# SHORT PROBLEM
Lines containing the string "squinting" are to be collected in full.

##### SUPPLIED RECORDS

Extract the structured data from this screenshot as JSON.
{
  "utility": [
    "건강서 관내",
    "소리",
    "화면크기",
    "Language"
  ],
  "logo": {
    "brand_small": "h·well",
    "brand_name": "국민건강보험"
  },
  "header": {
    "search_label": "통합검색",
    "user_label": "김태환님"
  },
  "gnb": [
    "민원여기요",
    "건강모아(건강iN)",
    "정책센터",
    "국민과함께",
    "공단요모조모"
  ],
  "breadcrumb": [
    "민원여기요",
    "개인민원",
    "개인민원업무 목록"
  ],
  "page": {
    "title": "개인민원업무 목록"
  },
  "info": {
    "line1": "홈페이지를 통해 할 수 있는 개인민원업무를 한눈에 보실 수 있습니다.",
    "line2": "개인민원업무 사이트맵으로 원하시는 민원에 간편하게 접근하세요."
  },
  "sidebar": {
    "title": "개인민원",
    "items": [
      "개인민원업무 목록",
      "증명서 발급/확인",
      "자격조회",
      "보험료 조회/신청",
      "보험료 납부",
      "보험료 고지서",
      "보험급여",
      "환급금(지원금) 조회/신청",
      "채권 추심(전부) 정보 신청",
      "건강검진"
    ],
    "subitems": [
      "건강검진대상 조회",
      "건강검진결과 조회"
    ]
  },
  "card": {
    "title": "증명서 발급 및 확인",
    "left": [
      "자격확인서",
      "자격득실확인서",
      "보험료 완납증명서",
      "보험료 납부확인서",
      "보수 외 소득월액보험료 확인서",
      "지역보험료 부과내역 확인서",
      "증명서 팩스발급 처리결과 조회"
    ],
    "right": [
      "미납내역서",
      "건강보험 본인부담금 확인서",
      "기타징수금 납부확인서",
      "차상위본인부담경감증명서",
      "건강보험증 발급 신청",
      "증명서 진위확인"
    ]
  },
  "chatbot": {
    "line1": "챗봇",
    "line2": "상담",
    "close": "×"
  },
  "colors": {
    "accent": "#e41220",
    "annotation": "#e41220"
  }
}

##########
##### SUPPLIED RECORDS

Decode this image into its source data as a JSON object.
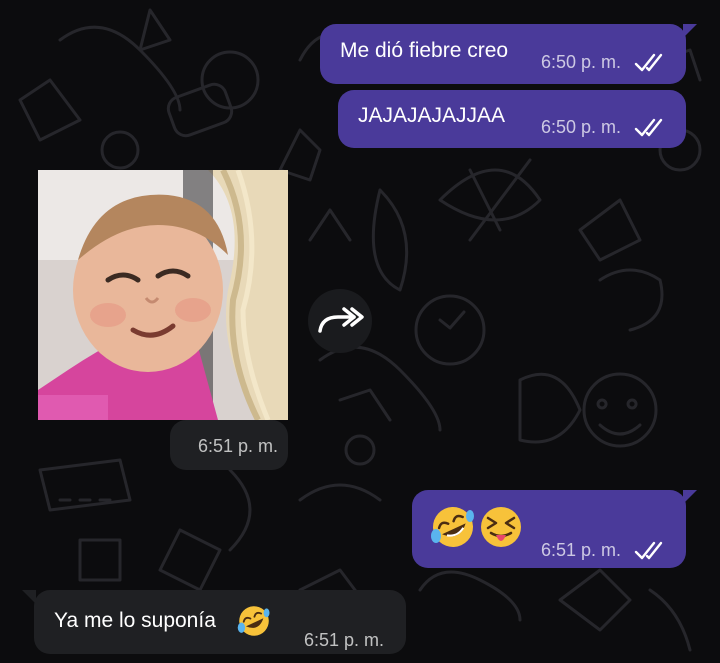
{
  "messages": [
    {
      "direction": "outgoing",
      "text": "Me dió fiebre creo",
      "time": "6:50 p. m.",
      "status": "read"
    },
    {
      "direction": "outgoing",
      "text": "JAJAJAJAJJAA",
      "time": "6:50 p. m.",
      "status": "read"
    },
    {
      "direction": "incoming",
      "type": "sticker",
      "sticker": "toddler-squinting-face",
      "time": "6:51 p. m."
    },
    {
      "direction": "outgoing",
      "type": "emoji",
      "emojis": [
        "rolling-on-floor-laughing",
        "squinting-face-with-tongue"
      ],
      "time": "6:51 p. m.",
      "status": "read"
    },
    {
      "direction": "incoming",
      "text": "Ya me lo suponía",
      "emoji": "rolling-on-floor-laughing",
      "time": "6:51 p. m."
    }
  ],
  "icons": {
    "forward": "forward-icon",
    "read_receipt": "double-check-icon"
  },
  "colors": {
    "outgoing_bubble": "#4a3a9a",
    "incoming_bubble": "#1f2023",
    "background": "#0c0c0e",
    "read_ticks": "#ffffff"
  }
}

##########

# ANSWER TO THIS EXERCISE
      "sticker": "toddler-squinting-face",
        "squinting-face-with-tongue"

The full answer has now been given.